RECORDS PROVIDED start

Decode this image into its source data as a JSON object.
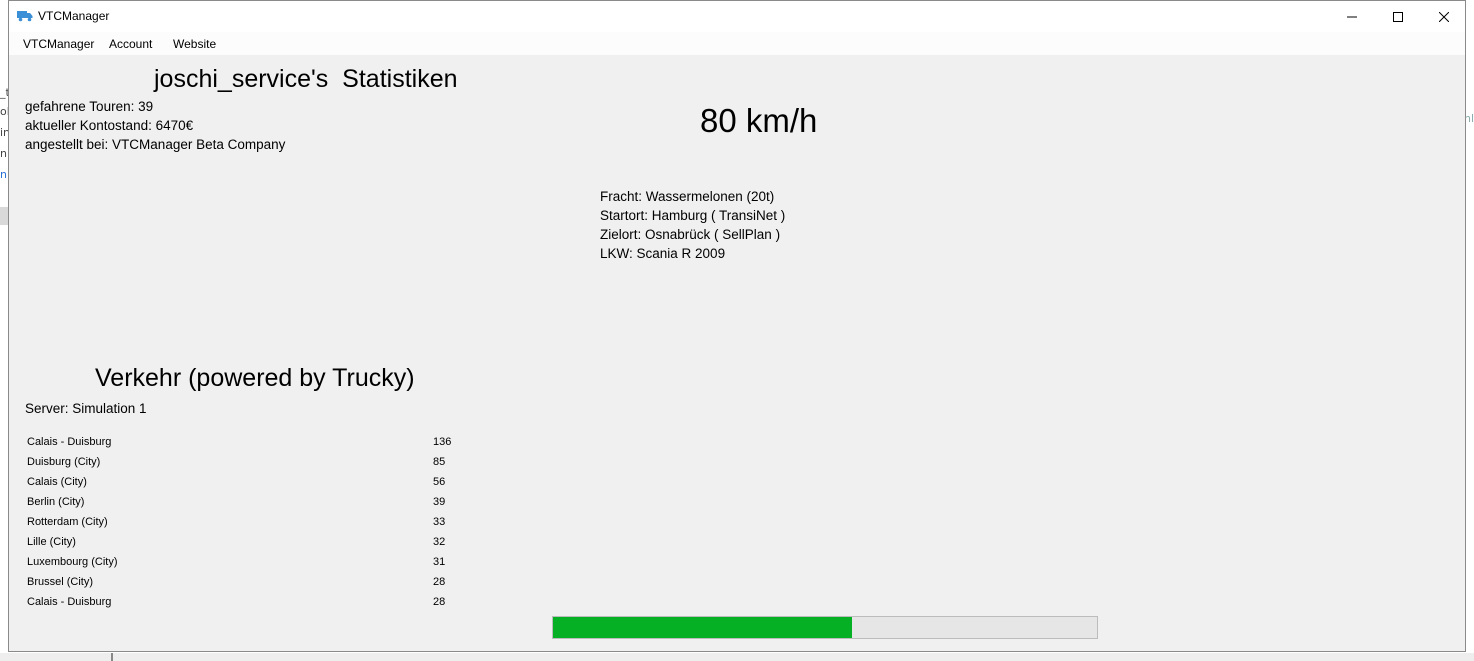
{
  "window": {
    "title": "VTCManager"
  },
  "menu": {
    "items": [
      "VTCManager",
      "Account",
      "Website"
    ]
  },
  "stats": {
    "title": "joschi_service's  Statistiken",
    "tours": "gefahrene Touren: 39",
    "balance": "aktueller Kontostand: 6470€",
    "employer": "angestellt bei: VTCManager Beta Company"
  },
  "speed": "80 km/h",
  "cargo": {
    "freight": "Fracht: Wassermelonen (20t)",
    "start": "Startort: Hamburg ( TransiNet )",
    "destination": "Zielort: Osnabrück ( SellPlan )",
    "truck": "LKW: Scania R 2009"
  },
  "traffic": {
    "title": "Verkehr (powered by Trucky)",
    "server": "Server: Simulation 1",
    "rows": [
      {
        "name": "Calais - Duisburg",
        "count": "136"
      },
      {
        "name": "Duisburg (City)",
        "count": "85"
      },
      {
        "name": "Calais (City)",
        "count": "56"
      },
      {
        "name": "Berlin (City)",
        "count": "39"
      },
      {
        "name": "Rotterdam (City)",
        "count": "33"
      },
      {
        "name": "Lille (City)",
        "count": "32"
      },
      {
        "name": "Luxembourg (City)",
        "count": "31"
      },
      {
        "name": "Brussel (City)",
        "count": "28"
      },
      {
        "name": "Calais - Duisburg",
        "count": "28"
      }
    ]
  },
  "progress": {
    "fraction": 0.55
  },
  "colors": {
    "progress_fill": "#06b025",
    "window_bg": "#f0f0f0",
    "icon_blue": "#3a8fd6"
  },
  "background_fragments": {
    "left": [
      "_t",
      "ole",
      "in",
      "n",
      "n"
    ],
    "right": "nl"
  }
}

RECORDS PROVIDED end

Retype the records exactly. Any image in them should not appear in what you write.

Decode this image into its source data as a JSON object.
{
  "window": {
    "title": "VTCManager"
  },
  "menu": {
    "items": [
      "VTCManager",
      "Account",
      "Website"
    ]
  },
  "stats": {
    "title": "joschi_service's  Statistiken",
    "tours": "gefahrene Touren: 39",
    "balance": "aktueller Kontostand: 6470€",
    "employer": "angestellt bei: VTCManager Beta Company"
  },
  "speed": "80 km/h",
  "cargo": {
    "freight": "Fracht: Wassermelonen (20t)",
    "start": "Startort: Hamburg ( TransiNet )",
    "destination": "Zielort: Osnabrück ( SellPlan )",
    "truck": "LKW: Scania R 2009"
  },
  "traffic": {
    "title": "Verkehr (powered by Trucky)",
    "server": "Server: Simulation 1",
    "rows": [
      {
        "name": "Calais - Duisburg",
        "count": "136"
      },
      {
        "name": "Duisburg (City)",
        "count": "85"
      },
      {
        "name": "Calais (City)",
        "count": "56"
      },
      {
        "name": "Berlin (City)",
        "count": "39"
      },
      {
        "name": "Rotterdam (City)",
        "count": "33"
      },
      {
        "name": "Lille (City)",
        "count": "32"
      },
      {
        "name": "Luxembourg (City)",
        "count": "31"
      },
      {
        "name": "Brussel (City)",
        "count": "28"
      },
      {
        "name": "Calais - Duisburg",
        "count": "28"
      }
    ]
  },
  "progress": {
    "fraction": 0.55
  },
  "colors": {
    "progress_fill": "#06b025",
    "window_bg": "#f0f0f0",
    "icon_blue": "#3a8fd6"
  },
  "background_fragments": {
    "left": [
      "_t",
      "ole",
      "in",
      "n",
      "n"
    ],
    "right": "nl"
  }
}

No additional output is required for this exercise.